== 작업 지시 ==
1/ 본문 발췌에서 "NetFlix - The"부터 아래로 "the business requirements."까지 전부 그대로 옮겨 적어 주세요.
2/ 본문 발췌를 근거로 다음 질문에 답하세요. 답에도 같은 표시를 붙이세요.
(a) 넷플릭스 설명에서 오류 임계값의 예로 든 기준은 무엇인가?
(b) 차단기 상태가 바뀌면 어떻게 해야 한다고 하는가?
(c) fallback이 발동되는 경우 중 하나로, 스레드 풀과 작업 큐가 어느 정도 찼을 때를 드는가?

== 본문 발췌 ==
# # # # # # #

Circuit Breaker 패턴을 구현할때 threshold of error 를 잘 정하는 것이 중요한 것 같다.

NetFlix - The tripping of circuits kicks in when a DependencyCommand has passed a certain threshold of error (such as 50% error rate in a 10 second period) and will then reject all requests until health checks succeed.

It’s very important to take into account that the complexity of the Circuit Breaker pattern’s implementation must answer our application’s real needs as well as the business requirements.

Any change in breaker state should be logged and breakers should reveal details of their state for deeper monitoring.

Making the Netflix API More Resilient

Making the Netflix API More Resilient: 넷플릭스의 회로 차단기(circuit breaker) 구현 원칙을 설명하고 있다.

Principles of Resiliency by NetFlix

A failure in a service dependency should not break the user experience for members
The API should automatically take corrective action when one of its service dependencies fails
The API should be able to show us what’s happening right now, in addition to what was happening 15–30 minutes ago, yesterday, last week, etc.

Netflix CircuitBreaker pattern in that fallbacks can be triggered in a few ways:

A request to the remote service times out
The thread pool and bounded task queue used to interact with a service dependency are at 100% capacity
The client library used to interact with a service dependency throws an exception

These buckets of failures factor into a service’s overall error rate and when the error rate exceeds a defined threshold then we “trip” the circuit for that service and immediately serve fallbacks without even attempting to communicate with the remote service.

# # # # # # #

== 분석 대상 데이터 ==

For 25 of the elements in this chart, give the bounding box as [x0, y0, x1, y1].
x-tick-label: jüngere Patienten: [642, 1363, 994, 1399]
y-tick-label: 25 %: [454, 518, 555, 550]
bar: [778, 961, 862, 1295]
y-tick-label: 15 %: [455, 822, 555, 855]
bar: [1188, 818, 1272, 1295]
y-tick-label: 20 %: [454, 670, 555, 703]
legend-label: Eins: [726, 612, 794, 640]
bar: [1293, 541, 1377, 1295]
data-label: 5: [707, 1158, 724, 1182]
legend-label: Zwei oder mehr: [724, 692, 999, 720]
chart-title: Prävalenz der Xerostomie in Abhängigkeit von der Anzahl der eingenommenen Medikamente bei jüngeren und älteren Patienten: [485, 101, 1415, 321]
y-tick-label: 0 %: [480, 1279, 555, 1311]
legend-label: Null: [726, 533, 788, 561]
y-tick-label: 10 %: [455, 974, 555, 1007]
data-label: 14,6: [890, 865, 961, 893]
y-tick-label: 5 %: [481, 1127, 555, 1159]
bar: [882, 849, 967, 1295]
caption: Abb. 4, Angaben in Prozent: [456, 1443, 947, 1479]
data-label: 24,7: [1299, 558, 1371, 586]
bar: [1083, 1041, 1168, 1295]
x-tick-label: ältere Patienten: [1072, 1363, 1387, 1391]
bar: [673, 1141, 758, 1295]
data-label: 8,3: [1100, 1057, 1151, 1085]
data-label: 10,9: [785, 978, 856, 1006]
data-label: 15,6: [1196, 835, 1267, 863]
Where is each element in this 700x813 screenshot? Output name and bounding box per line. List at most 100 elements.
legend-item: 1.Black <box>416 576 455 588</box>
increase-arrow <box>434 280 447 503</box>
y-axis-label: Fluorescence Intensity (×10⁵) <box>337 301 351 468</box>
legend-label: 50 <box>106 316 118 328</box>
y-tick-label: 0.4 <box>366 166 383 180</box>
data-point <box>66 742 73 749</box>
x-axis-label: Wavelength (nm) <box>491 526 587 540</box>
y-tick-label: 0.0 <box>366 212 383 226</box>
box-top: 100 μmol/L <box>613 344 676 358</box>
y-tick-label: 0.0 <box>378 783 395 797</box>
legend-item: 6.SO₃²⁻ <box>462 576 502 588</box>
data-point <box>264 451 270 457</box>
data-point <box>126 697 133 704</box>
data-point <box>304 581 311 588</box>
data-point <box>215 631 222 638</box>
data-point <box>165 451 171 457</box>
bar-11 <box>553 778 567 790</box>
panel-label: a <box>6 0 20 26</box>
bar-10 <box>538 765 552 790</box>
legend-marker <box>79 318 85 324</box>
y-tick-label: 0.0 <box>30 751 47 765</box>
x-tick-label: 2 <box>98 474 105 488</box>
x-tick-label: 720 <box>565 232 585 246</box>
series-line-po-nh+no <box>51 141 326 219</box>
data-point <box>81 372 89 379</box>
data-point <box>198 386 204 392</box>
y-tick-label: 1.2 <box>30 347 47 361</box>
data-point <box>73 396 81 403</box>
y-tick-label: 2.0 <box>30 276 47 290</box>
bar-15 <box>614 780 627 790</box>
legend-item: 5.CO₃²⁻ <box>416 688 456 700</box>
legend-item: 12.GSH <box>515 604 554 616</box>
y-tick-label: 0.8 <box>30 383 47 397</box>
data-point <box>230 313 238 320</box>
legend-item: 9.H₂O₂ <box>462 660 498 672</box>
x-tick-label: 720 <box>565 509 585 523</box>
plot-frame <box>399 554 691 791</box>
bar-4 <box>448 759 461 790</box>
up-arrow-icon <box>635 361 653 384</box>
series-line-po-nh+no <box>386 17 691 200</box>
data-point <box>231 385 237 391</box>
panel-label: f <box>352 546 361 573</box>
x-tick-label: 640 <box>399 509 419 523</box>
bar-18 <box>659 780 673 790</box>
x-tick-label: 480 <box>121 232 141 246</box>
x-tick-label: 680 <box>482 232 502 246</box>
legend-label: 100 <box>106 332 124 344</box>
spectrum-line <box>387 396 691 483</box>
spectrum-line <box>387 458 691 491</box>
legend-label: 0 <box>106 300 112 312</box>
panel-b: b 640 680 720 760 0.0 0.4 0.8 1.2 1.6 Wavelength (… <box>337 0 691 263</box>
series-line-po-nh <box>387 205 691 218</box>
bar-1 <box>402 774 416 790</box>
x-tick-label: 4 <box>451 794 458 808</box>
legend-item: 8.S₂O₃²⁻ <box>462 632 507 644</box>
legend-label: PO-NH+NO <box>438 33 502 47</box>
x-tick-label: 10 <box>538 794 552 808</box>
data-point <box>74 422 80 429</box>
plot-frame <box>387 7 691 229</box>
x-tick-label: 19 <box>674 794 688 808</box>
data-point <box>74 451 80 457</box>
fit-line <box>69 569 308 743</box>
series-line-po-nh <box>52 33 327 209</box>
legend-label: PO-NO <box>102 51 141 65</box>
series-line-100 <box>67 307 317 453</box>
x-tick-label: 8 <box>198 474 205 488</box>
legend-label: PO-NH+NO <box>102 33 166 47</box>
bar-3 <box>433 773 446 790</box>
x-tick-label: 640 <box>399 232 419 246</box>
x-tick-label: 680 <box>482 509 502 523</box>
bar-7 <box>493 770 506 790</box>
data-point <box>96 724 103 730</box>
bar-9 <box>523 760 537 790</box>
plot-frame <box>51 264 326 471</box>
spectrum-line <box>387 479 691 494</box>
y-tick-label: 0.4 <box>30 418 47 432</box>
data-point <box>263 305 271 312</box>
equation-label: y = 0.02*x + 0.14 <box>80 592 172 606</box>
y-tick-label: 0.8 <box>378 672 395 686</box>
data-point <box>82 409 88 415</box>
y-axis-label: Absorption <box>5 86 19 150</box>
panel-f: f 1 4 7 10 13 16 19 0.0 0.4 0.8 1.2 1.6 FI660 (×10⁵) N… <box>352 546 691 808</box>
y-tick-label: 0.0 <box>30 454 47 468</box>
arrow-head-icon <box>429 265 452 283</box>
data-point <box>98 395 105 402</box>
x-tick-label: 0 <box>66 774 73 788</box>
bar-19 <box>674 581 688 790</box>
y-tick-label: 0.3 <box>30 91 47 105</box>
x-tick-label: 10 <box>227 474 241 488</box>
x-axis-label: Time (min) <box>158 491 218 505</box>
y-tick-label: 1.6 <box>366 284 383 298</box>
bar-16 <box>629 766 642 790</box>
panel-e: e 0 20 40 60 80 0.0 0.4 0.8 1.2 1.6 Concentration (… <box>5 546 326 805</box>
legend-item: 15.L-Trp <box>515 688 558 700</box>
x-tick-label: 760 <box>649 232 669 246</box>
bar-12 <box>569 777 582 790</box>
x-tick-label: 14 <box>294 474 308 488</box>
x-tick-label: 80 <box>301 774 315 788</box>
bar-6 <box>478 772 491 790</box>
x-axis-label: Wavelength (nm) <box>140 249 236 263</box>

# # # # # # #

== 답안 목록 ==
1/
NetFlix - The tripping of circuits kicks in when a DependencyCommand has passed a certain threshold of error (such as 50% error rate in a 10 second period) and will then reject all requests until health checks succeed.

It’s very important to take into account that the complexity of the Circuit Breaker pattern’s implementation must answer our application’s real needs as well as the business requirements.

2/
(a) 10초 동안 50% 오류율
(b) 기록(로그)되어야 한다
(c) 100% 용량일 때